[SUPPLIED MATERIAL start]
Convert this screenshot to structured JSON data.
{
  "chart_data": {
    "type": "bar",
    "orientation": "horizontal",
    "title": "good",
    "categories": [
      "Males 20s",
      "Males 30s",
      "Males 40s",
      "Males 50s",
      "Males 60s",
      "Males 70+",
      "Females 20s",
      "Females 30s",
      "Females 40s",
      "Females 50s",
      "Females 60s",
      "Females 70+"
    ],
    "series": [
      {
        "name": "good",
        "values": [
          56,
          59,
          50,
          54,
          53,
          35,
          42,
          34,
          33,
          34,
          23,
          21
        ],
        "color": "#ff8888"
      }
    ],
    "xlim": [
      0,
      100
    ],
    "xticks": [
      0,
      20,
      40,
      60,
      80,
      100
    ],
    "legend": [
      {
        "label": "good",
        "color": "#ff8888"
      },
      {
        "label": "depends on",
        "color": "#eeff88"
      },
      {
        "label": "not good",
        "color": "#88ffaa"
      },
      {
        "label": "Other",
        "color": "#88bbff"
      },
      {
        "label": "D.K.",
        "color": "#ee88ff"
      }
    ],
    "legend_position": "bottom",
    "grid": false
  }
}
[SUPPLIED MATERIAL end]
TASK TO COMPLETE: Retype every record above exactly as it appears.

EXERCISE OUTPUT:
Convert this screenshot to structured JSON data.
{
  "chart_data": {
    "type": "bar",
    "orientation": "horizontal",
    "title": "good",
    "categories": [
      "Males 20s",
      "Males 30s",
      "Males 40s",
      "Males 50s",
      "Males 60s",
      "Males 70+",
      "Females 20s",
      "Females 30s",
      "Females 40s",
      "Females 50s",
      "Females 60s",
      "Females 70+"
    ],
    "series": [
      {
        "name": "good",
        "values": [
          56,
          59,
          50,
          54,
          53,
          35,
          42,
          34,
          33,
          34,
          23,
          21
        ],
        "color": "#ff8888"
      }
    ],
    "xlim": [
      0,
      100
    ],
    "xticks": [
      0,
      20,
      40,
      60,
      80,
      100
    ],
    "legend": [
      {
        "label": "good",
        "color": "#ff8888"
      },
      {
        "label": "depends on",
        "color": "#eeff88"
      },
      {
        "label": "not good",
        "color": "#88ffaa"
      },
      {
        "label": "Other",
        "color": "#88bbff"
      },
      {
        "label": "D.K.",
        "color": "#ee88ff"
      }
    ],
    "legend_position": "bottom",
    "grid": false
  }
}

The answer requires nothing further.